(DO THIS) Word for word, repeat the entries, minus the pictures.

[Extracted data entries]

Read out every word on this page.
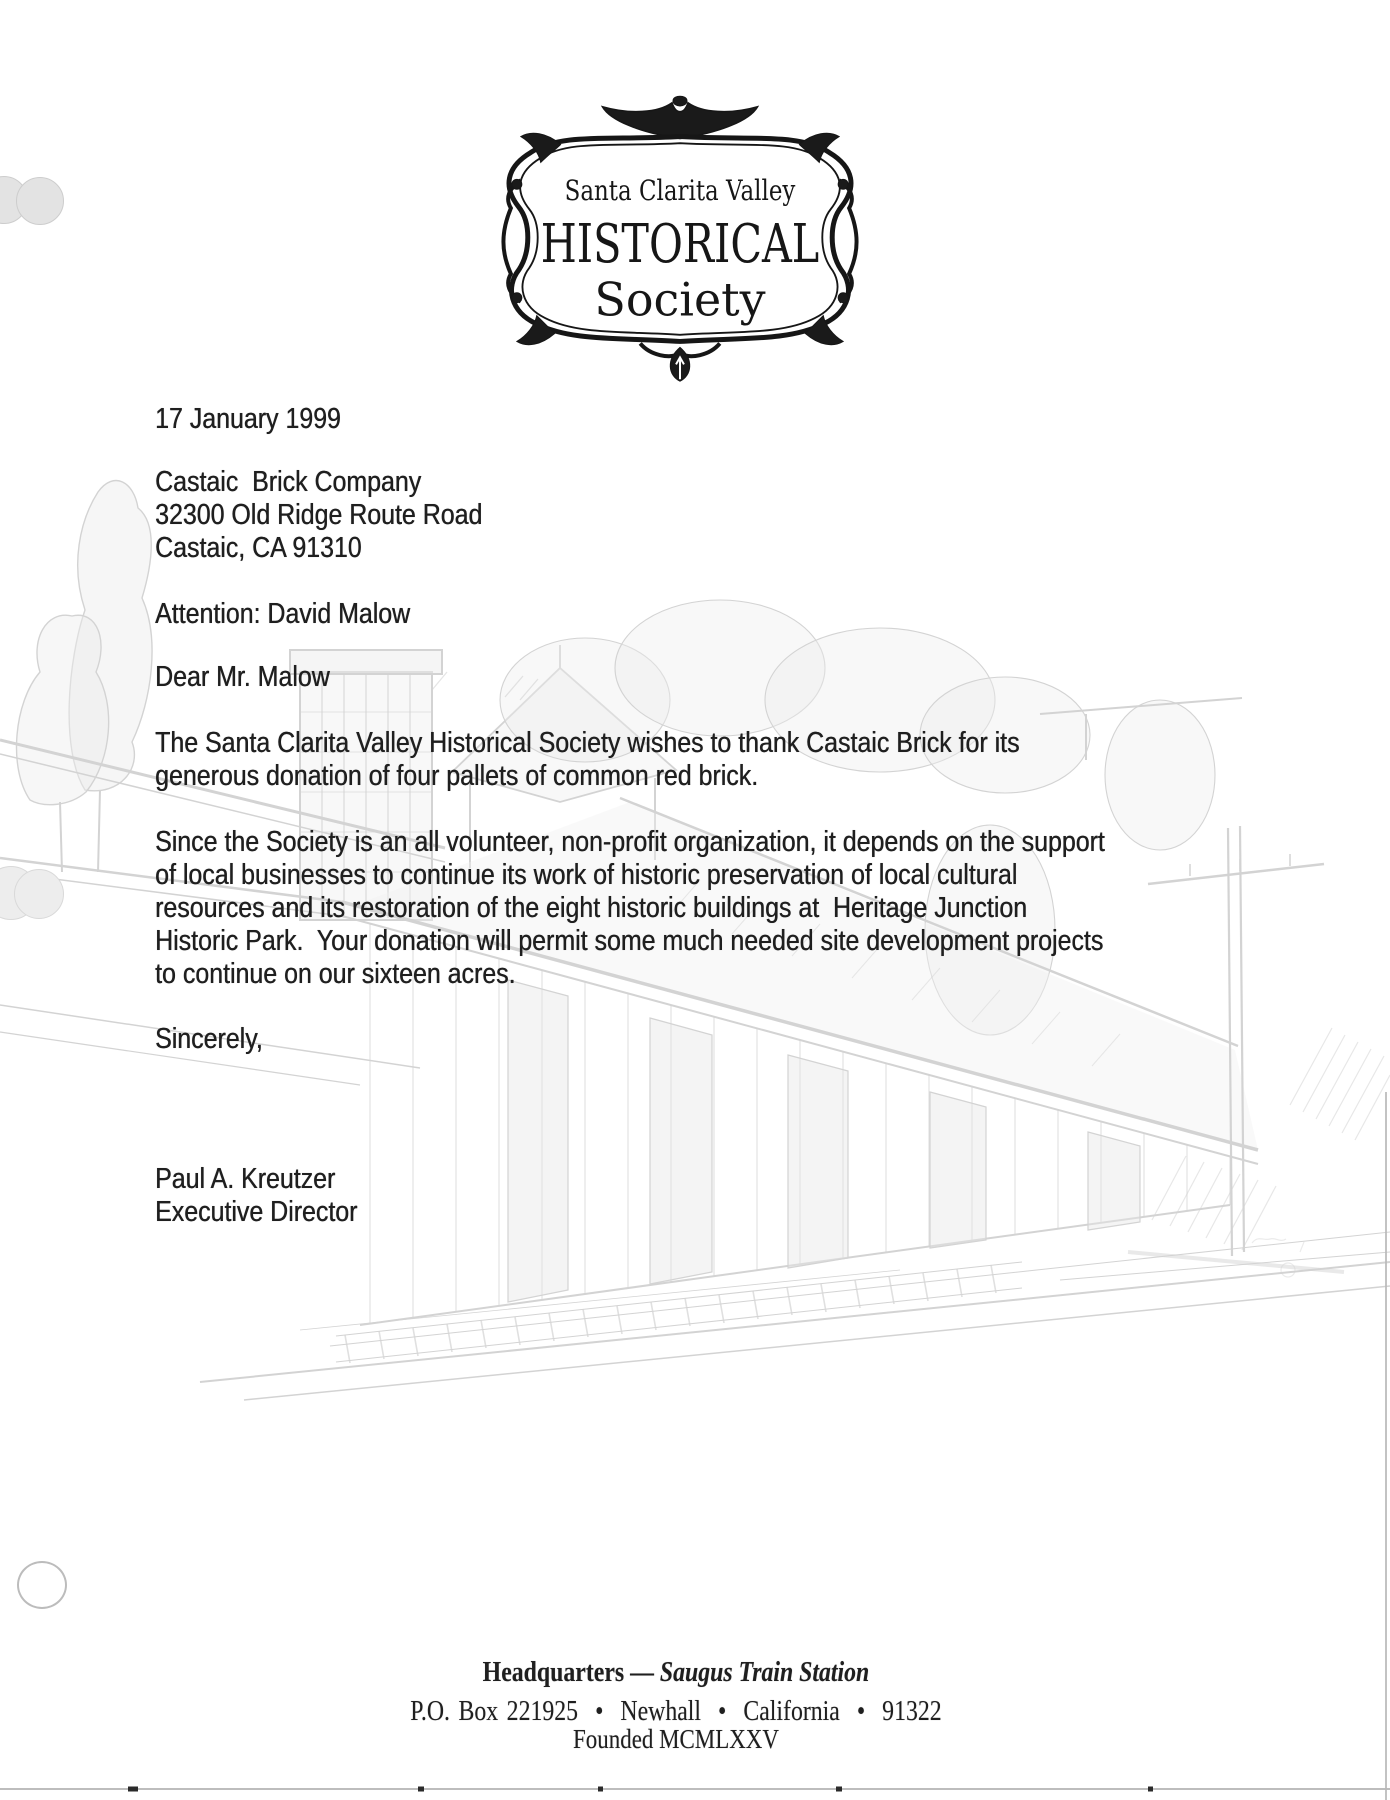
Santa Clarita Valley
HISTORICAL
Society
17 January 1999
Castaic  Brick Company
32300 Old Ridge Route Road
Castaic, CA 91310
Attention: David Malow
Dear Mr. Malow
The Santa Clarita Valley Historical Society wishes to thank Castaic Brick for its
generous donation of four pallets of common red brick.
Since the Society is an all volunteer, non-profit organization, it depends on the support
of local businesses to continue its work of historic preservation of local cultural
resources and its restoration of the eight historic buildings at  Heritage Junction
Historic Park.  Your donation will permit some much needed site development projects
to continue on our sixteen acres.
Sincerely,
Paul A. Kreutzer
Executive Director
Headquarters — Saugus Train Station
P.O. Box 221925  •  Newhall  •  California  •  91322
Founded MCMLXXV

(COMPLETE RESPONSE)
Read out every word on this page.
Santa Clarita Valley
HISTORICAL
Society
17 January 1999
Castaic  Brick Company
32300 Old Ridge Route Road
Castaic, CA 91310
Attention: David Malow
Dear Mr. Malow
The Santa Clarita Valley Historical Society wishes to thank Castaic Brick for its
generous donation of four pallets of common red brick.
Since the Society is an all volunteer, non-profit organization, it depends on the support
of local businesses to continue its work of historic preservation of local cultural
resources and its restoration of the eight historic buildings at  Heritage Junction
Historic Park.  Your donation will permit some much needed site development projects
to continue on our sixteen acres.
Sincerely,
Paul A. Kreutzer
Executive Director
Headquarters — Saugus Train Station
P.O. Box 221925  •  Newhall  •  California  •  91322
Founded MCMLXXV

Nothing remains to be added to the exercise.